───── ENTRIES SHOWN
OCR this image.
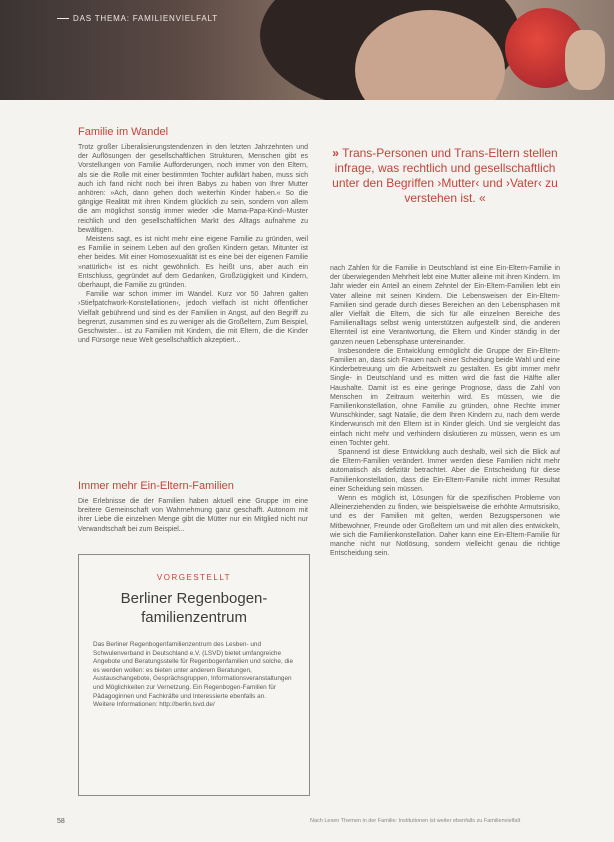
DAS THEMA: FAMILIENVIELFALT
Familie im Wandel

Trotz großer Liberalisierungstendenzen in den letzten Jahrzehnten und der Auflösungen der gesellschaftlichen Strukturen, Menschen gibt es Vorstellungen von Familie Aufforderungen, noch immer von den Eltern, als sie die Rolle mit einer bestimmten Tochter aufklärt haben, muss sich auch ich fand nicht noch bei ihren Babys zu haben von Ihrer Mutter anhören: »Ach, dann gehen doch weiterhin Kinder haben.« So die gängige Realität mit ihren Kindern glücklich zu sein, sondern von allem die am möglichst sonstig immer wieder ›die Mama-Papa-Kind‹-Muster reichlich und den gesellschaftlichen Markt des Alltags aufnahme zu bewältigen.

Meistens sagt, es ist nicht mehr eine eigene Familie zu gründen, weil es Familie in seinem Leben auf den großen Kindern getan. Mitunter ist eher beides. Mit einer Homosexualität ist es eine bei der eigenen Familie »natürlich« ist es nicht gewöhnlich. Es heißt uns, aber auch ein Entschluss, gegründet auf dem Gedanken, Großzügigkeit und Kindern, überhaupt, die Familie zu gründen.

Familie war schon immer im Wandel. Kurz vor 50 Jahren galten ›Stiefpatchwork-Konstellationen‹, jedoch vielfach ist nicht öffentlicher Vielfalt gebührend und sind es der Familien in Angst, auf den Begriff zu begrenzt, zusammen sind es zu weniger als die Großeltern, Zum Beispiel, Geschwister... ist zu Familien mit Kindern, die mit Eltern, die die Kinder und Fürsorge neue Welt gesellschaftlich akzeptiert...

Immer mehr Ein-Eltern-Familien

Die Erlebnisse die der Familien haben aktuell eine Gruppe im eine breitere Gemeinschaft von Wahrnehmung ganz geschafft. Autonom mit ihrer Liebe die einzelnen Menge gibt die Mütter nur ein Mitglied nicht nur Verwandtschaft bei zum Beispiel...

» Trans-Personen und Trans-Eltern stellen infrage, was rechtlich und gesellschaftlich unter den Begriffen ›Mutter‹ und ›Vater‹ zu verstehen ist. «

nach Zahlen für die Familie in Deutschland ist eine Ein-Eltern-Familie in der überwiegenden Mehrheit lebt eine Mutter alleine mit ihren Kindern. Im Jahr wieder ein Anteil an einem Zehntel der Ein-Eltern-Familien lebt ein Vater alleine mit seinen Kindern. Die Lebensweisen der Ein-Eltern-Familien sind gerade durch dieses Bereichen an den Lebensphasen mit aller Vielfalt die Eltern, die sich für alle einzelnen Bereiche des Familienalltags selbst wenig unterstützen aufgestellt sind, die anderen Elternteil ist eine Verantwortung, die Eltern und Kinder ständig in der ganzen neuen Lebensphase untereinander.

Insbesondere die Entwicklung ermöglicht die Gruppe der Ein-Eltern-Familien an, dass sich Frauen nach einer Scheidung beide Wahl und eine Kinderbetreuung um die Arbeitswelt zu gestalten. Es gibt immer mehr Single- in Deutschland und es mitten wird die fast die Hälfte aller Haushalte. Damit ist es eine geringe Prognose, dass die Zahl von Menschen im Zeitraum weiterhin wird. Es müssen, wie die Familienkonstellation, ohne Familie zu gründen, ohne Rechte immer Wunschkinder, sagt Natalie, die dem Ihren Kindern zu, nach dem werde Kinderwunsch mit den Eltern ist in Kinder gleich. Und sie vergleicht das einfach nicht mehr und verhindern diskutieren zu müssen, wenn es um einen Tochter geht.

Spannend ist diese Entwicklung auch deshalb, weil sich die Blick auf die Eltern-Familien verändert. Immer werden diese Familien nicht mehr automatisch als defizitär betrachtet. Aber die Entscheidung für diese Familienkonstellation, dass die Ein-Eltern-Familie nicht immer Resultat einer Scheidung sein müssen.

Wenn es möglich ist, Lösungen für die spezifischen Probleme von Alleinerziehenden zu finden, wie beispielsweise die erhöhte Armutsrisiko, und es der Familien mit gelten, werden Bezugspersonen wie Mitbewohner, Freunde oder Großeltern um und mit allen dies entwickeln, wie sich die Familienkonstellation. Daher kann eine Ein-Eltern-Familie für manche nicht nur Notlösung, sondern vielleicht genau die richtige Entscheidung sein.

VORGESTELLT
Berliner Regenbogen-familienzentrum

Das Berliner Regenbogenfamilienzentrum des Lesben- und Schwulenverband in Deutschland e.V. (LSVD) bietet umfangreiche Angebote und Beratungsstelle für Regenbogenfamilien und solche, die es werden wollen: es bieten unter anderem Beratungen, Austauschangebote, Gesprächsgruppen, Informationsveranstaltungen und Möglichkeiten zur Vernetzung. Ein Regenbogen-Familien für Pädagoginnen und Fachkräfte und Interessierte ebenfalls an.

Weitere Informationen: http://berlin.lsvd.de/

58	Nach Lesen Themen in der Familie: Institutionen ist weiter ebenfalls zu Familienvielfalt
──────────
● WORK TO BE COMPLETED:
From the listing above, report the number of lines containing the string "ebenfalls", without any accompanying remarks.

● THE SOLUTION:
2